## Instruções do exercício
1 – Copie do texto sobre o trabalho em saúde o trecho entre "O fragmento do" e "Um espaço vazio?", inclusive.
2 – Prossiga com o texto sobre o acolhimento no trabalho em saúde a partir do ponto em que ele termina.

O fragmento do poema de Transtromer nos remete diretamente à possibilidade de contágio entre humanos. Pensarmo-nos por intermédio desta bela imagem pode ser um exercício para darmos contorno ao trabalho em saúde.

O trabalhador da saúde abre-se para as múltiplas possibilidades de encontro com quem o procura. Esta abertura consiste em colocar-se num estado de afetabilidade pelo outro que costumamos chamar por aqui ( RHS ) de "acolhimento".

Comparecemos a esse encontro munidos de todas as ferramentas que adquirimos nos percursos da formação e nas experimentações da vida. Ocorre que cada novo encontro traz em si uma dimensão inusitada, algo que nos surpreende em meio ao já conhecido. E são estas desestabilizações que abrem as portas de entrada para uma conexão com o novo. O novo em mim e no outro.

Um espaço vazio?

À primeira vista poderia parecer que se trata de um espaço desabitado de referências, uma impossibilidade, uma solidão compartilhada. Uma diferença radical.

## Itens fornecidos

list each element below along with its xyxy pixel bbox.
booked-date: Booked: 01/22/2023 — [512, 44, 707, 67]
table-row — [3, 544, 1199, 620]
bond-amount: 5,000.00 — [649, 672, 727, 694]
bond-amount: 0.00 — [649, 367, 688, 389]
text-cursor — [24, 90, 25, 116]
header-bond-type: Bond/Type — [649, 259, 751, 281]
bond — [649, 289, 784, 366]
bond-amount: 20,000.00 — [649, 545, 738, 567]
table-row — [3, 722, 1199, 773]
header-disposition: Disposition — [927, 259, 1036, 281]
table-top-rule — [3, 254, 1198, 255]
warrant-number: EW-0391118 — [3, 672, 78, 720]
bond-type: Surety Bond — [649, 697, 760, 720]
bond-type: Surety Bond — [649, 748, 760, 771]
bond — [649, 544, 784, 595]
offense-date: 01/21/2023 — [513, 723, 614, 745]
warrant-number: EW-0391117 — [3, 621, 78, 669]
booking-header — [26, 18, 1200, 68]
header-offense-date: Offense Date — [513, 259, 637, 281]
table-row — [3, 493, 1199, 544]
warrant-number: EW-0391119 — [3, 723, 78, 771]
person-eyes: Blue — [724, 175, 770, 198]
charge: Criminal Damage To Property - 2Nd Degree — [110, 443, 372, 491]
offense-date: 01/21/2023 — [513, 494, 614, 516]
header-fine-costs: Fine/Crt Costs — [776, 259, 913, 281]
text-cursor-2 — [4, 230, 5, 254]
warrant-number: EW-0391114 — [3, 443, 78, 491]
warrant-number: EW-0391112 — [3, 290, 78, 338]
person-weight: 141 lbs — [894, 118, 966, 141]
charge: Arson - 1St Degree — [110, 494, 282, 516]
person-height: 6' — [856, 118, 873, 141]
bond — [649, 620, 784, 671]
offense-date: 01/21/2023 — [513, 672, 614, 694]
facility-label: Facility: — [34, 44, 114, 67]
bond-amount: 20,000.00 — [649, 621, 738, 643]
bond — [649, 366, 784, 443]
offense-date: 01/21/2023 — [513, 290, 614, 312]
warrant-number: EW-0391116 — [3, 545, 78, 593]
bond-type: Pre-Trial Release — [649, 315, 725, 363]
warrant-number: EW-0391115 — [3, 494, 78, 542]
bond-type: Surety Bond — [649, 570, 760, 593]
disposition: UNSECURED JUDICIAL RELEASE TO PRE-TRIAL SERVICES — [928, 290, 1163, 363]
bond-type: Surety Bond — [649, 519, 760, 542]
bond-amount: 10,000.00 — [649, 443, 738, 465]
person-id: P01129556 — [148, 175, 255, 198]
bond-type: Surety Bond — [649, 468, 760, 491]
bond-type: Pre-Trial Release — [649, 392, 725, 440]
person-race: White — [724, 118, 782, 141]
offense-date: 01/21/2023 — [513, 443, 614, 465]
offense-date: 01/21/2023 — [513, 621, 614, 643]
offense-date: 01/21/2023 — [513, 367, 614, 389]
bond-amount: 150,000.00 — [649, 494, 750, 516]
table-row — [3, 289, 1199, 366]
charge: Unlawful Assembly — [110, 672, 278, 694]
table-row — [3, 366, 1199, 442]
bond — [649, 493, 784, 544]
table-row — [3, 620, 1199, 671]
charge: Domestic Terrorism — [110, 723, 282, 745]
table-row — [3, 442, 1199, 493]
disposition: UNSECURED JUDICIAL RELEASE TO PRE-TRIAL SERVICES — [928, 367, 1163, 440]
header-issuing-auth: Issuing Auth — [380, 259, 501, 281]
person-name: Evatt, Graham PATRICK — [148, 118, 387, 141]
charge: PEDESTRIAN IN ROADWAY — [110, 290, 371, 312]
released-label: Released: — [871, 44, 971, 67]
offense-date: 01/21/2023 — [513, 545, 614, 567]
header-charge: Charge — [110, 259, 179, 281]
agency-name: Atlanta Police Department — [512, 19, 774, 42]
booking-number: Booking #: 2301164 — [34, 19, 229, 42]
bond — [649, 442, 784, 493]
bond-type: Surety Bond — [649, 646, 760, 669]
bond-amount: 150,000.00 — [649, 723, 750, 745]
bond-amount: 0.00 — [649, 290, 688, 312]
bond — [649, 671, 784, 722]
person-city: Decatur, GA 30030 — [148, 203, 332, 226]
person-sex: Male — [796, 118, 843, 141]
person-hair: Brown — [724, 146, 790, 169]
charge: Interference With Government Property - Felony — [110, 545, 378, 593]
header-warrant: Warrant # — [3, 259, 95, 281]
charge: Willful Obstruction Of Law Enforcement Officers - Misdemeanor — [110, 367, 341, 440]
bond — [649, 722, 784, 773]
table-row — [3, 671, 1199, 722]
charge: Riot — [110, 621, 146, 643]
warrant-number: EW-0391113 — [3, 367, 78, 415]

## Suas respostas
1 –
O fragmento do poema de Transtromer nos remete diretamente à possibilidade de contágio entre humanos. Pensarmo-nos por intermédio desta bela imagem pode ser um exercício para darmos contorno ao trabalho em saúde.

O trabalhador da saúde abre-se para as múltiplas possibilidades de encontro com quem o procura. Esta abertura consiste em colocar-se num estado de afetabilidade pelo outro que costumamos chamar por aqui ( RHS ) de "acolhimento".

Comparecemos a esse encontro munidos de todas as ferramentas que adquirimos nos percursos da formação e nas experimentações da vida. Ocorre que cada novo encontro traz em si uma dimensão inusitada, algo que nos surpreende em meio ao já conhecido. E são estas desestabilizações que abrem as portas de entrada para uma conexão com o novo. O novo em mim e no outro.

Um espaço vazio?

2 –
A atitude clínica na sua acepção literal ( kliné ) nos fala de um "leito". Novamente uma imagem espacial nos vem à mente para se juntar àquela trazida pelo poeta com as suas "portas entreabertas" para o acolhimento.  Trata-se de "inclinar-se" numa posição de construção conjunta de um plano de comunidade com o outro. Uma espécie de anulação  das subjetividades em jogo para que possam entrar em cena outras possibilidades, outras imagens, outras vozes do mundo.                                                                                                                       O "quarto onde há lugar para todos" é a concretização numa imagem desta possibilidade de comunicação entre os diferentes. Um plano de implicação entre os atores das práticas de saúde. Deixar-se afetar pelo outro e pelas vivências que comparecem no encontro.                                                                                                                                                                                           Para aqueles que me acompanharam até aqui nesta leitura, provavelmente lembrando das agruras que vivemos neste campo de trabalho, fica a chamada para a abertura de outras portas para o entendimento de nossas práticas.